#### RAW RECORDS

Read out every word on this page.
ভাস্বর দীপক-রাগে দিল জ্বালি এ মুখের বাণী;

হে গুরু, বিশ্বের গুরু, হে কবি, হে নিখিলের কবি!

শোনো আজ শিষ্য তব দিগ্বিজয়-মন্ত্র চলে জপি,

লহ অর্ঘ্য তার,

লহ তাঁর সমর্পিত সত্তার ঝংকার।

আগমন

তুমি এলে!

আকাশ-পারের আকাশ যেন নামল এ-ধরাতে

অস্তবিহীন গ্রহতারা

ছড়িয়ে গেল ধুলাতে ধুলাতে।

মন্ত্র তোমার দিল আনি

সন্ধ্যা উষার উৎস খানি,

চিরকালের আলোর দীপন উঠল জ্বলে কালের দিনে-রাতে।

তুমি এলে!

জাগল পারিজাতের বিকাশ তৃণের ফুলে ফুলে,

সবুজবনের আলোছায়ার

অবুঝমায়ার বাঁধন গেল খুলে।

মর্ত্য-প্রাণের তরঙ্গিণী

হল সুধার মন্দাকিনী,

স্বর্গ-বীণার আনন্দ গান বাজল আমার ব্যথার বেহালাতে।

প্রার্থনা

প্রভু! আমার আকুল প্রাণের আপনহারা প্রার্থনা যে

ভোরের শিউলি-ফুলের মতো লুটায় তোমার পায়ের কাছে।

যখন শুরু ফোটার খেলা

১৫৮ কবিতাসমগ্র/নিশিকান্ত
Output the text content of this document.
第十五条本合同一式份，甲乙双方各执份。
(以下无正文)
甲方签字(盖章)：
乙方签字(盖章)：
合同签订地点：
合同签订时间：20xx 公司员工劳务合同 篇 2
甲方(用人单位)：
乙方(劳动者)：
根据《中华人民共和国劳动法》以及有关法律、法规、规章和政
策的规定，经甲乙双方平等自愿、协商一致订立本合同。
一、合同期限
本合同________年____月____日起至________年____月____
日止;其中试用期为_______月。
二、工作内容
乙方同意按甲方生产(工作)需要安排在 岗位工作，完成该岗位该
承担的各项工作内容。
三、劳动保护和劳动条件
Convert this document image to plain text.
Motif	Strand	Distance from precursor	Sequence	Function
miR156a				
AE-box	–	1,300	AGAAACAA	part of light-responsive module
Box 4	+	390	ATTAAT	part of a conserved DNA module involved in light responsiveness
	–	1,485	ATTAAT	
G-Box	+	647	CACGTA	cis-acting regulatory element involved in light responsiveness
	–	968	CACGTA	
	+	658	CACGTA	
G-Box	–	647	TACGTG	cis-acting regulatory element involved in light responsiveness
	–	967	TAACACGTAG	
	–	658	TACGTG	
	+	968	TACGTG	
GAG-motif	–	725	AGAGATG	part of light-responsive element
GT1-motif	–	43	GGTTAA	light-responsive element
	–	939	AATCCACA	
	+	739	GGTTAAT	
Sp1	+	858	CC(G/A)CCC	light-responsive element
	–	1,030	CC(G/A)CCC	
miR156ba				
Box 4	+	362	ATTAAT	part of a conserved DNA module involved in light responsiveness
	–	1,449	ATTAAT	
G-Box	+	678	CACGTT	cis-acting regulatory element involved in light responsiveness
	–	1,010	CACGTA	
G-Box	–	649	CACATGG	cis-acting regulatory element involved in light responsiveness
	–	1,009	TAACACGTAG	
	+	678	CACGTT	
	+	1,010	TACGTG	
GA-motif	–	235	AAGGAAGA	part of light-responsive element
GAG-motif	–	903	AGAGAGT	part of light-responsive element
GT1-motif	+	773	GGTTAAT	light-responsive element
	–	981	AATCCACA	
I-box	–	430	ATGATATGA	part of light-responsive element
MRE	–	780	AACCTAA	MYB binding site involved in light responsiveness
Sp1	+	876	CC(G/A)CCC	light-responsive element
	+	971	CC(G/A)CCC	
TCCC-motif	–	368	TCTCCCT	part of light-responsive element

########

Copy every single line of the material above that holds "TACGTG".

EXERCISE OUTPUT =>
G-Box	–	647	TACGTG	cis-acting regulatory element involved in light responsiveness
	–	658	TACGTG	
	+	968	TACGTG	
	+	1,010	TACGTG	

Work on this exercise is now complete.